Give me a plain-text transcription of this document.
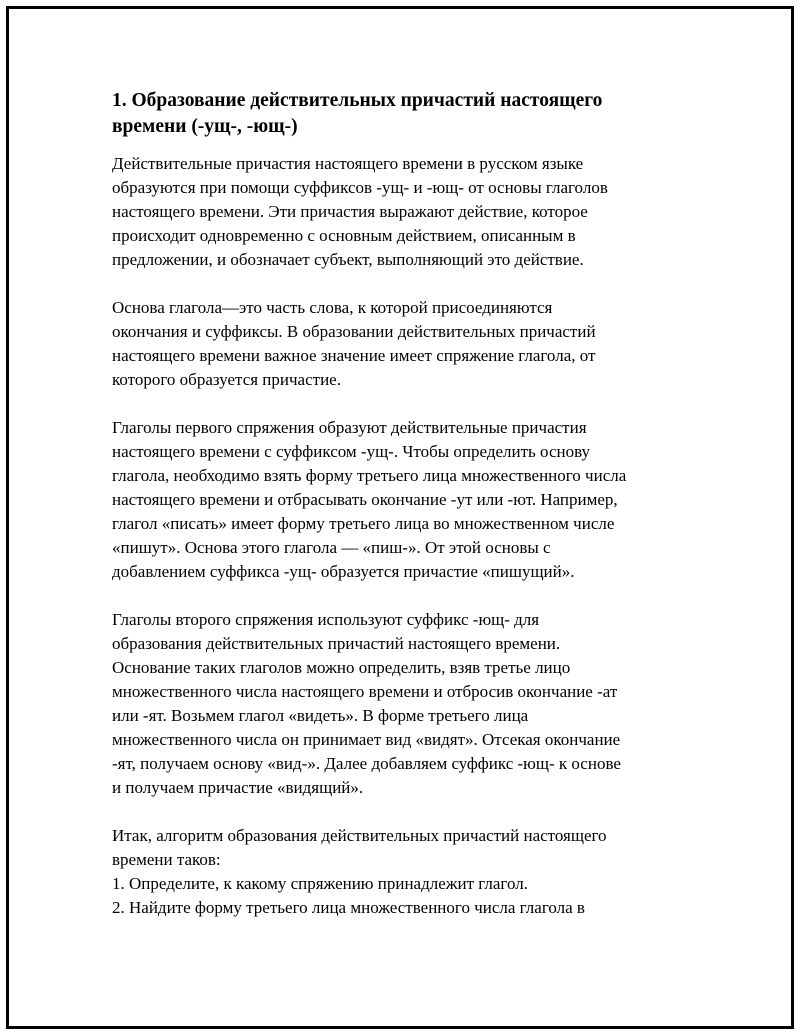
1. Образование действительных причастий настоящего
времени (-ущ-, -ющ-)

Действительные причастия настоящего времени в русском языке
образуются при помощи суффиксов -ущ- и -ющ- от основы глаголов
настоящего времени. Эти причастия выражают действие, которое
происходит одновременно с основным действием, описанным в
предложении, и обозначает субъект, выполняющий это действие.

Основа глагола—это часть слова, к которой присоединяются
окончания и суффиксы. В образовании действительных причастий
настоящего времени важное значение имеет спряжение глагола, от
которого образуется причастие.

Глаголы первого спряжения образуют действительные причастия
настоящего времени с суффиксом -ущ-. Чтобы определить основу
глагола, необходимо взять форму третьего лица множественного числа
настоящего времени и отбрасывать окончание -ут или -ют. Например,
глагол «писать» имеет форму третьего лица во множественном числе
«пишут». Основа этого глагола — «пиш-». От этой основы с
добавлением суффикса -ущ- образуется причастие «пишущий».

Глаголы второго спряжения используют суффикс -ющ- для
образования действительных причастий настоящего времени.
Основание таких глаголов можно определить, взяв третье лицо
множественного числа настоящего времени и отбросив окончание -ат
или -ят. Возьмем глагол «видеть». В форме третьего лица
множественного числа он принимает вид «видят». Отсекая окончание
-ят, получаем основу «вид-». Далее добавляем суффикс -ющ- к основе
и получаем причастие «видящий».

Итак, алгоритм образования действительных причастий настоящего
времени таков:
1. Определите, к какому спряжению принадлежит глагол.
2. Найдите форму третьего лица множественного числа глагола в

= = = = =

■ PROMPT ■
Leave out the pictures and repeat everything else in the records exactly.

■ THE RESPONSE ■
Give me a plain-text transcription of this document.
1. Образование действительных причастий настоящего
времени (-ущ-, -ющ-)

Действительные причастия настоящего времени в русском языке
образуются при помощи суффиксов -ущ- и -ющ- от основы глаголов
настоящего времени. Эти причастия выражают действие, которое
происходит одновременно с основным действием, описанным в
предложении, и обозначает субъект, выполняющий это действие.

Основа глагола—это часть слова, к которой присоединяются
окончания и суффиксы. В образовании действительных причастий
настоящего времени важное значение имеет спряжение глагола, от
которого образуется причастие.

Глаголы первого спряжения образуют действительные причастия
настоящего времени с суффиксом -ущ-. Чтобы определить основу
глагола, необходимо взять форму третьего лица множественного числа
настоящего времени и отбрасывать окончание -ут или -ют. Например,
глагол «писать» имеет форму третьего лица во множественном числе
«пишут». Основа этого глагола — «пиш-». От этой основы с
добавлением суффикса -ущ- образуется причастие «пишущий».

Глаголы второго спряжения используют суффикс -ющ- для
образования действительных причастий настоящего времени.
Основание таких глаголов можно определить, взяв третье лицо
множественного числа настоящего времени и отбросив окончание -ат
или -ят. Возьмем глагол «видеть». В форме третьего лица
множественного числа он принимает вид «видят». Отсекая окончание
-ят, получаем основу «вид-». Далее добавляем суффикс -ющ- к основе
и получаем причастие «видящий».

Итак, алгоритм образования действительных причастий настоящего
времени таков:
1. Определите, к какому спряжению принадлежит глагол.
2. Найдите форму третьего лица множественного числа глагола в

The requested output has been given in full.